Working data:

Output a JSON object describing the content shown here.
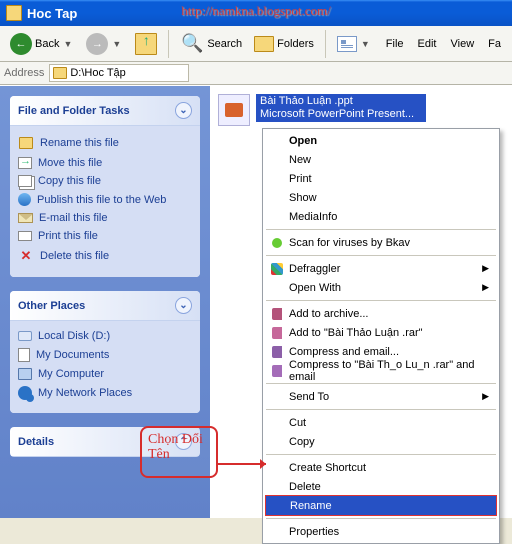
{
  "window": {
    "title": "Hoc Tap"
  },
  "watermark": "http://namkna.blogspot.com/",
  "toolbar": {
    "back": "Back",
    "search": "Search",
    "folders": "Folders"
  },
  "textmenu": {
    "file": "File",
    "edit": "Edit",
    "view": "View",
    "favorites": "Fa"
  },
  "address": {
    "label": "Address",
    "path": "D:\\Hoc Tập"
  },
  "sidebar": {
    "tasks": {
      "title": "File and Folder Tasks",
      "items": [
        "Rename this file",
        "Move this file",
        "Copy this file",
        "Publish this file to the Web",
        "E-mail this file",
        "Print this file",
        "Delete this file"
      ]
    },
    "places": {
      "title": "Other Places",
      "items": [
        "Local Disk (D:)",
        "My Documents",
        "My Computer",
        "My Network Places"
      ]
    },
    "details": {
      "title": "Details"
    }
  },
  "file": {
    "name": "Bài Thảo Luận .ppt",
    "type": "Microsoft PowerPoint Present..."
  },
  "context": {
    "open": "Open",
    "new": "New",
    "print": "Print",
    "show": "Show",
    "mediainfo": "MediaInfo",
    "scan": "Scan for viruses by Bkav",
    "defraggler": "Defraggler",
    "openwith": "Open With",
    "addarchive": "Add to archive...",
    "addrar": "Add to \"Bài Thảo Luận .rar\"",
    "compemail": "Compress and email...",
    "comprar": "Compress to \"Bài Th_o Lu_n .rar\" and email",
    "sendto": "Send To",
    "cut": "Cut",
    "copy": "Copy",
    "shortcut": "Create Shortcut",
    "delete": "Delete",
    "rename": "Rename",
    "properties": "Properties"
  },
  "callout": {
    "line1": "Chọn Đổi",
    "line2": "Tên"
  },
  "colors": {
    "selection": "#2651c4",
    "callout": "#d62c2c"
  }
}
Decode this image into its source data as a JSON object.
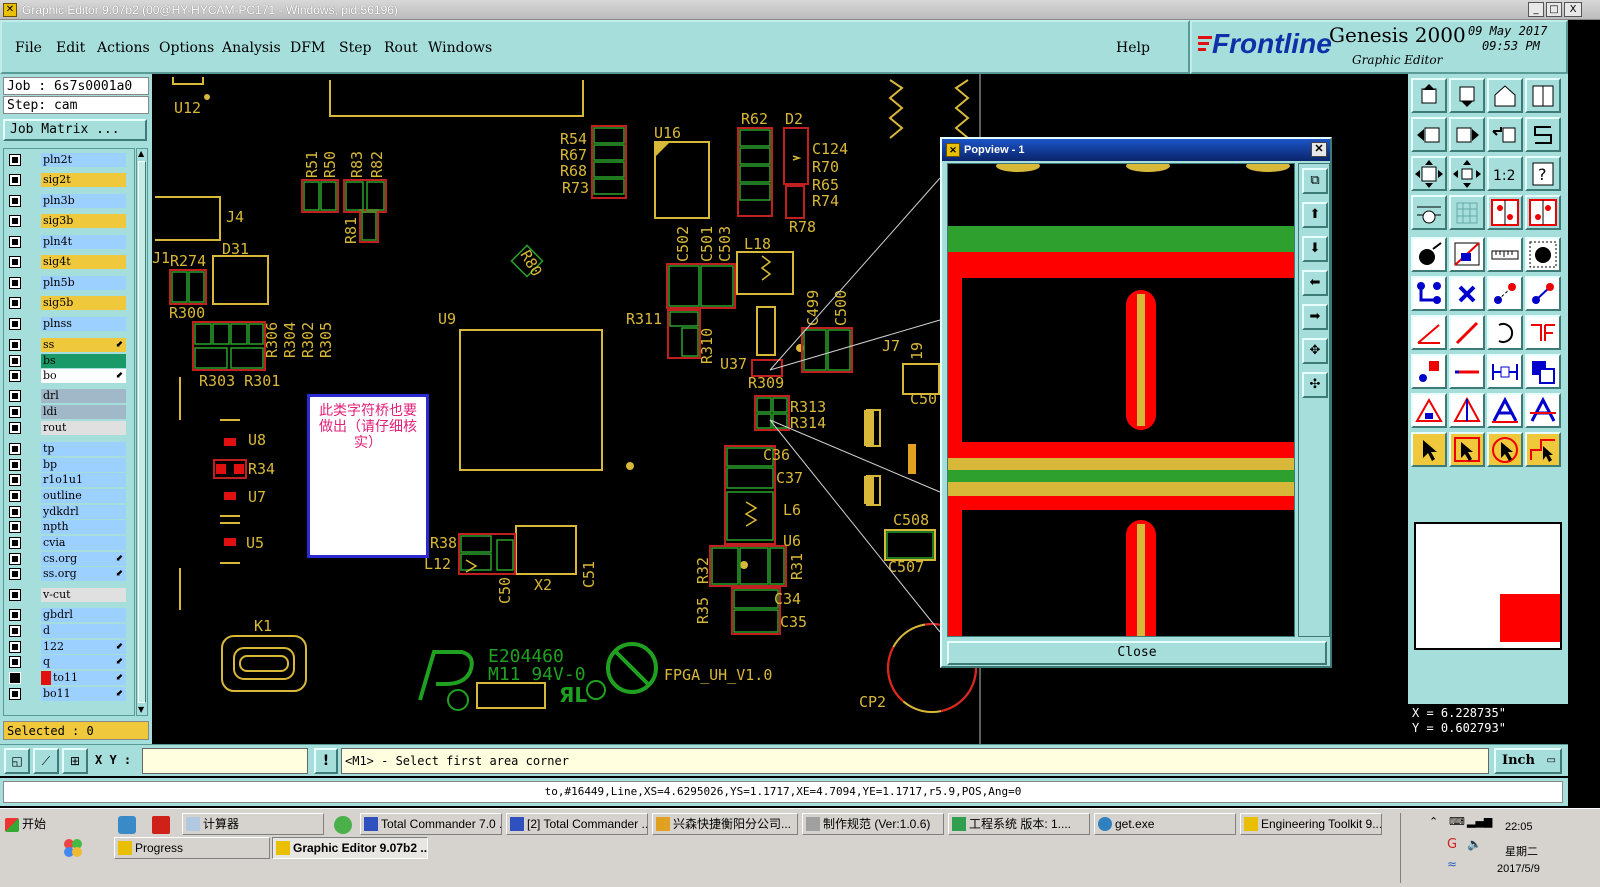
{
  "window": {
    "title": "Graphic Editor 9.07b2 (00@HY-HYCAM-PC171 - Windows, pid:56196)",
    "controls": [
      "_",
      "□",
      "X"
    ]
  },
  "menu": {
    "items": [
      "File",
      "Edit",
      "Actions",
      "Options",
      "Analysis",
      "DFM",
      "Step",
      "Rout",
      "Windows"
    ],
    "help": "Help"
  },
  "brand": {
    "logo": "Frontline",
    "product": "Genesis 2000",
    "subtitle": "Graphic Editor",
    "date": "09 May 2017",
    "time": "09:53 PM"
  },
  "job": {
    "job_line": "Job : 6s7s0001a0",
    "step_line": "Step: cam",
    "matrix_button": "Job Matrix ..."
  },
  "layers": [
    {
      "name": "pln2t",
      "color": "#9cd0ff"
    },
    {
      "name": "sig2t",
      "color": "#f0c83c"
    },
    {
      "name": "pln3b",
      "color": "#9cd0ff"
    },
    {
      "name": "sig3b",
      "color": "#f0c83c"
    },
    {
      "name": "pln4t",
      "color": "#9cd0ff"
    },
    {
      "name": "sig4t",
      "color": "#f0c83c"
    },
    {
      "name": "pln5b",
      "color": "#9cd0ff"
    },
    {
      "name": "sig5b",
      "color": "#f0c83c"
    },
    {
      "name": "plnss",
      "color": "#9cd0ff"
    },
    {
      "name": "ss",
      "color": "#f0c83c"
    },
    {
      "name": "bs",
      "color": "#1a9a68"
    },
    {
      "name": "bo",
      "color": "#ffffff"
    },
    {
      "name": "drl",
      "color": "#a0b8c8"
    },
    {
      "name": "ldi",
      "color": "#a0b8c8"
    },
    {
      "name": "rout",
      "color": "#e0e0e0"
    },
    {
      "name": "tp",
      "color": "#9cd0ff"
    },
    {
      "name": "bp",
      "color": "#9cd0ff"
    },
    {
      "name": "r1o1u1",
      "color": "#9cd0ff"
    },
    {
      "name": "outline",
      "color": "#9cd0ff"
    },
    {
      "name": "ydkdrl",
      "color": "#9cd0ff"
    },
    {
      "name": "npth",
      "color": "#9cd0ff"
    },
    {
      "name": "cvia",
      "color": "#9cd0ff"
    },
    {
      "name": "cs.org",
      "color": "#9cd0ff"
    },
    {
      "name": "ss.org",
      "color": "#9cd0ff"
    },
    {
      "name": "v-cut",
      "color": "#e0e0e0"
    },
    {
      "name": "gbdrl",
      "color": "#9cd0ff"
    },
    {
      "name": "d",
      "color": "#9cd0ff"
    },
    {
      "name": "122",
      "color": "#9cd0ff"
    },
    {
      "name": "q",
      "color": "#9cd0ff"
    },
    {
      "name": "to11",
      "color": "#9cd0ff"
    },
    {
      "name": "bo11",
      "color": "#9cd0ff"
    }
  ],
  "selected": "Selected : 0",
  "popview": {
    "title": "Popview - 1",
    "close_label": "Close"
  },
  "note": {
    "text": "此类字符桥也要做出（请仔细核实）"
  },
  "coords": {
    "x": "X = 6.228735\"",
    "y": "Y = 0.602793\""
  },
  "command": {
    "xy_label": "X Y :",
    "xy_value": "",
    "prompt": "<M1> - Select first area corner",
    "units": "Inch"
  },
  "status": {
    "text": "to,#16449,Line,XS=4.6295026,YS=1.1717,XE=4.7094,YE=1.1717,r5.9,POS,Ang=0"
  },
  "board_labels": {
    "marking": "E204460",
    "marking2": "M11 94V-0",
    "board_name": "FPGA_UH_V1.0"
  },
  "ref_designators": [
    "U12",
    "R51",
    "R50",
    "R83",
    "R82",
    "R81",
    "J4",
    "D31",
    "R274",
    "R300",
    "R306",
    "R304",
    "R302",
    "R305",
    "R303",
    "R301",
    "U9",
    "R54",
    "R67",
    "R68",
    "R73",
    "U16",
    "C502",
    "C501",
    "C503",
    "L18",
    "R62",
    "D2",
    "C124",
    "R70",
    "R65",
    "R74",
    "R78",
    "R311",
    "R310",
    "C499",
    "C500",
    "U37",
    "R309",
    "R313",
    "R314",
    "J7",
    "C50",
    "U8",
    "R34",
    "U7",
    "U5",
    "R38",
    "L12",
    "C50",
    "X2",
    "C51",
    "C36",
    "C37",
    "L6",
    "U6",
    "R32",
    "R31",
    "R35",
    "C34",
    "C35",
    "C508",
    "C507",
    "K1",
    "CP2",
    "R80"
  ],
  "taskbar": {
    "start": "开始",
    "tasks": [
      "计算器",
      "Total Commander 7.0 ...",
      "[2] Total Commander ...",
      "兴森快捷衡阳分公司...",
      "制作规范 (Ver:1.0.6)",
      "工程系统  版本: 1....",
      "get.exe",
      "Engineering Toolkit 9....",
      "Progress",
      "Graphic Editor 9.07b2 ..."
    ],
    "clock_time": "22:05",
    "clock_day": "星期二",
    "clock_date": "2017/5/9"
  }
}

---

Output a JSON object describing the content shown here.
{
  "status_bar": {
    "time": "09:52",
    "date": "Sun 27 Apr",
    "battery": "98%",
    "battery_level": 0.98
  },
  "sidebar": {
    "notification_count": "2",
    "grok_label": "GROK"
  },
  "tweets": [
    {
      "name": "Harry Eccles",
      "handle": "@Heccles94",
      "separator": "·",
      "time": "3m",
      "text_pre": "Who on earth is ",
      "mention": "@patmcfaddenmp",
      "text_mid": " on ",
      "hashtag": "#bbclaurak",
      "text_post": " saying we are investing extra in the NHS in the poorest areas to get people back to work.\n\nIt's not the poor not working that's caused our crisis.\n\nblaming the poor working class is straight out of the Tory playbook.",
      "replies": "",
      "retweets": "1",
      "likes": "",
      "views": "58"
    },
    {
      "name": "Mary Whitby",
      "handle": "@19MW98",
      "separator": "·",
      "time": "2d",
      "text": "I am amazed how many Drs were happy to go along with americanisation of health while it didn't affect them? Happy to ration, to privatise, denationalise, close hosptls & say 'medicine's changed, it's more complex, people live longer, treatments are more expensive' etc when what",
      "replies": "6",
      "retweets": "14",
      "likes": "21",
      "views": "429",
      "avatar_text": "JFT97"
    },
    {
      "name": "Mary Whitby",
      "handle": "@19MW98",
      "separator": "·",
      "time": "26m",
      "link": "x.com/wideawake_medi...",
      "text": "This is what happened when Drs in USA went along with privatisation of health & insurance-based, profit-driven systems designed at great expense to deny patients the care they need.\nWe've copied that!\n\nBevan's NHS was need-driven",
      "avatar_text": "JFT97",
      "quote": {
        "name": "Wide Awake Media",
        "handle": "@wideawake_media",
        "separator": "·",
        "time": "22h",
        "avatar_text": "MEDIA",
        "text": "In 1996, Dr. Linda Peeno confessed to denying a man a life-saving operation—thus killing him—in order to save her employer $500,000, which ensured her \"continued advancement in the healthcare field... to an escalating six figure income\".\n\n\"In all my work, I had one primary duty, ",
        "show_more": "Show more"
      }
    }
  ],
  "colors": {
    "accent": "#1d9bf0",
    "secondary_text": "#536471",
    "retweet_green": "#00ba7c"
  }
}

==

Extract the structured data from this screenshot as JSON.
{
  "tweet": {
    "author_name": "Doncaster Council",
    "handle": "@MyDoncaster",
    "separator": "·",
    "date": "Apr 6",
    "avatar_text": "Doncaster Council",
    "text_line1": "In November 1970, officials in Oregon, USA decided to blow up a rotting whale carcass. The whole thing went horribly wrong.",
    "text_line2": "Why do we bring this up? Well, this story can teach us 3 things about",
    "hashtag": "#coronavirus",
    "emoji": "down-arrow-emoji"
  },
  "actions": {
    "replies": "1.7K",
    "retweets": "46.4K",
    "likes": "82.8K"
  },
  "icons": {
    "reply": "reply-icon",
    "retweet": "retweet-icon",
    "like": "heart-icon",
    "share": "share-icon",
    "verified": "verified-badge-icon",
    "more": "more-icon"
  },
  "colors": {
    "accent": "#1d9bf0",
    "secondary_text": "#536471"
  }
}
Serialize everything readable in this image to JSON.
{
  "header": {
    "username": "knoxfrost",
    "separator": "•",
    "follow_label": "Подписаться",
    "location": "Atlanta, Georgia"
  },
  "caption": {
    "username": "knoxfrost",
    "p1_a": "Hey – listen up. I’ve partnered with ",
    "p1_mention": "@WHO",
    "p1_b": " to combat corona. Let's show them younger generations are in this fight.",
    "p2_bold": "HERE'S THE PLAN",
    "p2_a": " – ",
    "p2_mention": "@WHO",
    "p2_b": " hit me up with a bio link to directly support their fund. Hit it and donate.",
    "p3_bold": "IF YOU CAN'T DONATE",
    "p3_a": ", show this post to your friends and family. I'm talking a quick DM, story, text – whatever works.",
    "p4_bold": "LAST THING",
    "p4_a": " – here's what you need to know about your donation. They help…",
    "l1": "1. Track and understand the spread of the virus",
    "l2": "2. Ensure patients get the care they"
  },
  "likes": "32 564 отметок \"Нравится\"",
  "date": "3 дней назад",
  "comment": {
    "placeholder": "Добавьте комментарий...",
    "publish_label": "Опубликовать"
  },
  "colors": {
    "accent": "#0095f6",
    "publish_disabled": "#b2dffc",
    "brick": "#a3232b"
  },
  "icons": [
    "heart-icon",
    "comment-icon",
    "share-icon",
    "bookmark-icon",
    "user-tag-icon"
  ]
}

Task:
Collect the lines of the records that include the string "image".

Exercise solution:
Decode this image into its source data as a JSON object.
Serialize everything readable in this image to JSON.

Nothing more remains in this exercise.